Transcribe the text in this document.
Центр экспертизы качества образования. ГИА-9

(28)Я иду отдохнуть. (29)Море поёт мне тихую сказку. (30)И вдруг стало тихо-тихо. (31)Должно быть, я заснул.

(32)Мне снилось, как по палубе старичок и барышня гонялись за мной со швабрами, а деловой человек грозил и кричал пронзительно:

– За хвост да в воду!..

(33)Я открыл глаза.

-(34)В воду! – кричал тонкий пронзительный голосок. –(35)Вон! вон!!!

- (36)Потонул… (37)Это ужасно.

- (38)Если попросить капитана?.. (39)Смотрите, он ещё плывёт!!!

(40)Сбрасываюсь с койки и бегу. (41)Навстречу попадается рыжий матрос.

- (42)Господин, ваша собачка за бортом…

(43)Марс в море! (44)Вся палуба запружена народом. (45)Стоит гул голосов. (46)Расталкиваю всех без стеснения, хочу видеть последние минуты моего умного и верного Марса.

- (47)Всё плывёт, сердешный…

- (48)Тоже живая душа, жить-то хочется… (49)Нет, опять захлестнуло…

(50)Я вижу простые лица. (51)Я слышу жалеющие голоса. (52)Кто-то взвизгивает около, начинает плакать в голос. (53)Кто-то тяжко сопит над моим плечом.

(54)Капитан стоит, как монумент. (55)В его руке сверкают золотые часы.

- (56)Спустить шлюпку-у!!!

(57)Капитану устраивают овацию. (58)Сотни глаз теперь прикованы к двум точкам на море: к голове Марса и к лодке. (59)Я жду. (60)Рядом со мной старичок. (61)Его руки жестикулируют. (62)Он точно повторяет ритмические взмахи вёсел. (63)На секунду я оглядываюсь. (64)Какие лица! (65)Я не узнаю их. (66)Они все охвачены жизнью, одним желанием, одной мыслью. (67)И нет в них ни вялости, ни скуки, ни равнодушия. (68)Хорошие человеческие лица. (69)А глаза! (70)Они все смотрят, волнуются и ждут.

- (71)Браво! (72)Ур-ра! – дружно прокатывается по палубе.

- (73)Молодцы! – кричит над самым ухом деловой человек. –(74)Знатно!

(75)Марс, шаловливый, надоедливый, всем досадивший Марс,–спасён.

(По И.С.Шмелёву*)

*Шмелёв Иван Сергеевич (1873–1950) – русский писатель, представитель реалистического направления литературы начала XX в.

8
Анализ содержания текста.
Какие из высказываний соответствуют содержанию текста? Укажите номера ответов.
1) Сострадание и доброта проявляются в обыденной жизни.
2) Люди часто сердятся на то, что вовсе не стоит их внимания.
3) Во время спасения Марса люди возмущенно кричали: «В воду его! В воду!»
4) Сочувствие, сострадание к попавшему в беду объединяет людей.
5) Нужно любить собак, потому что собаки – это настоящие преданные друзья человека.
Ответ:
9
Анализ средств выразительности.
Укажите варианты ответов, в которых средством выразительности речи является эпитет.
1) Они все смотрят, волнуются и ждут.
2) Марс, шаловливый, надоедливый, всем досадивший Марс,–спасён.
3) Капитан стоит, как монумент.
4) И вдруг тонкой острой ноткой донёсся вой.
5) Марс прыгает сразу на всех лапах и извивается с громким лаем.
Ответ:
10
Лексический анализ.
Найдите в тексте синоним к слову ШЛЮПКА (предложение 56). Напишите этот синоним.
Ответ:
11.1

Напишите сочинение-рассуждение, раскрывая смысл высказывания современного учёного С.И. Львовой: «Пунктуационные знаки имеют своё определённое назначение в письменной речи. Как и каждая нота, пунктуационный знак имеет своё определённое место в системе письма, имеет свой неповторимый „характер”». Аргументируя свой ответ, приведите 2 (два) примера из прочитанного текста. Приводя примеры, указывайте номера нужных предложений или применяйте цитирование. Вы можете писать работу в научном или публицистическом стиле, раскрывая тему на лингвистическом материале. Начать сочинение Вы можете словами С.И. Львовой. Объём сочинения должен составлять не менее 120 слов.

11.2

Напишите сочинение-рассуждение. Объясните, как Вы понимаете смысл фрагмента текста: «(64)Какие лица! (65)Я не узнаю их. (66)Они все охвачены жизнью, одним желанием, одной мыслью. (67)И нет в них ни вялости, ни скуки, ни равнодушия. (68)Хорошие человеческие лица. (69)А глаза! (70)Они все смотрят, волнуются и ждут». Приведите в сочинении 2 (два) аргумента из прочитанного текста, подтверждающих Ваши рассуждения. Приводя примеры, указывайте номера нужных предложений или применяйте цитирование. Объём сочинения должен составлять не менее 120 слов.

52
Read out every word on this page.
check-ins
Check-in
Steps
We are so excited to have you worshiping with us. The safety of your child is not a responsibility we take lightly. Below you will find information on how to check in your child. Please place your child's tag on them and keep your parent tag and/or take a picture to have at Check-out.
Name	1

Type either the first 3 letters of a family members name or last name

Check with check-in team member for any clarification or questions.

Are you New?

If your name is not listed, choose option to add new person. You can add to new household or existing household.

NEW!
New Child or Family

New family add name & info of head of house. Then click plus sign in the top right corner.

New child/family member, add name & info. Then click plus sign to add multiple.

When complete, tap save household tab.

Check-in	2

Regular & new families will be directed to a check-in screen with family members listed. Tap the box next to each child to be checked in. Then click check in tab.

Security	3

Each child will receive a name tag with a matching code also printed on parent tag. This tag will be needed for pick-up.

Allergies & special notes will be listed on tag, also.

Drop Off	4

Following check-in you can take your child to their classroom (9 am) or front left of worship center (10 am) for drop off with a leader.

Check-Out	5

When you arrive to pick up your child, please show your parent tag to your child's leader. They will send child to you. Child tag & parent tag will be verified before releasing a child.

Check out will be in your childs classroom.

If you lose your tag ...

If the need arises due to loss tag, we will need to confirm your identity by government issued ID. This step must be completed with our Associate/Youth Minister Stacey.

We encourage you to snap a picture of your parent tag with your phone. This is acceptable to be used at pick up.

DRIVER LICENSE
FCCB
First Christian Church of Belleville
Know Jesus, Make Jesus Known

........

# [Instructions for the task]
Look for "picture" and pull out every line that has it.

# [Solution to this task]
We are so excited to have you worshiping with us. The safety of your child is not a responsibility we take lightly. Below you will find information on how to check in your child. Please place your child's tag on them and keep your parent tag and/or take a picture to have at Check-out.
We encourage you to snap a picture of your parent tag with your phone. This is acceptable to be used at pick up.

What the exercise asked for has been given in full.